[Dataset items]
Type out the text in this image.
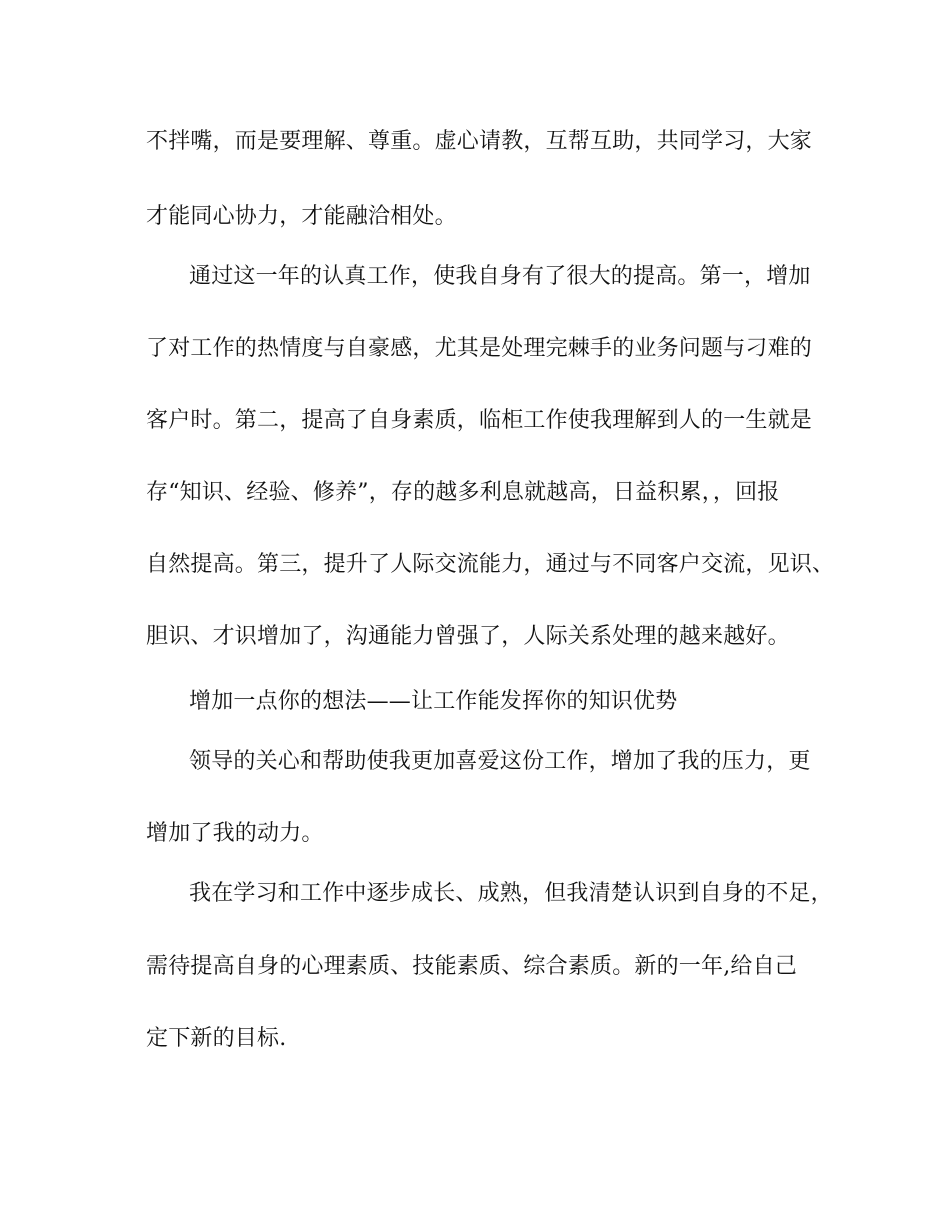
不拌嘴，而是要理解、尊重。虚心请教，互帮互助，共同学习，大家

才能同心协力，才能融洽相处。

通过这一年的认真工作，使我自身有了很大的提高。第一，增加

了对工作的热情度与自豪感，尤其是处理完棘手的业务问题与刁难的

客户时。第二，提高了自身素质，临柜工作使我理解到人的一生就是

存“知识、经验、修养”，存的越多利息就越高，日益积累，，回报

自然提高。第三，提升了人际交流能力，通过与不同客户交流，见识、

胆识、才识增加了，沟通能力曾强了，人际关系处理的越来越好。

增加一点你的想法——让工作能发挥你的知识优势

领导的关心和帮助使我更加喜爱这份工作，增加了我的压力，更

增加了我的动力。

我在学习和工作中逐步成长、成熟，但我清楚认识到自身的不足，

需待提高自身的心理素质、技能素质、综合素质。新的一年,给自己

定下新的目标.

• Description of the task: All entries must be written out again exactly as given, with no pictures in the copy.

• Exercise response:
Type out the text in this image.
不拌嘴，而是要理解、尊重。虚心请教，互帮互助，共同学习，大家

才能同心协力，才能融洽相处。

通过这一年的认真工作，使我自身有了很大的提高。第一，增加

了对工作的热情度与自豪感，尤其是处理完棘手的业务问题与刁难的

客户时。第二，提高了自身素质，临柜工作使我理解到人的一生就是

存“知识、经验、修养”，存的越多利息就越高，日益积累，，回报

自然提高。第三，提升了人际交流能力，通过与不同客户交流，见识、

胆识、才识增加了，沟通能力曾强了，人际关系处理的越来越好。

增加一点你的想法——让工作能发挥你的知识优势

领导的关心和帮助使我更加喜爱这份工作，增加了我的压力，更

增加了我的动力。

我在学习和工作中逐步成长、成熟，但我清楚认识到自身的不足，

需待提高自身的心理素质、技能素质、综合素质。新的一年,给自己

定下新的目标.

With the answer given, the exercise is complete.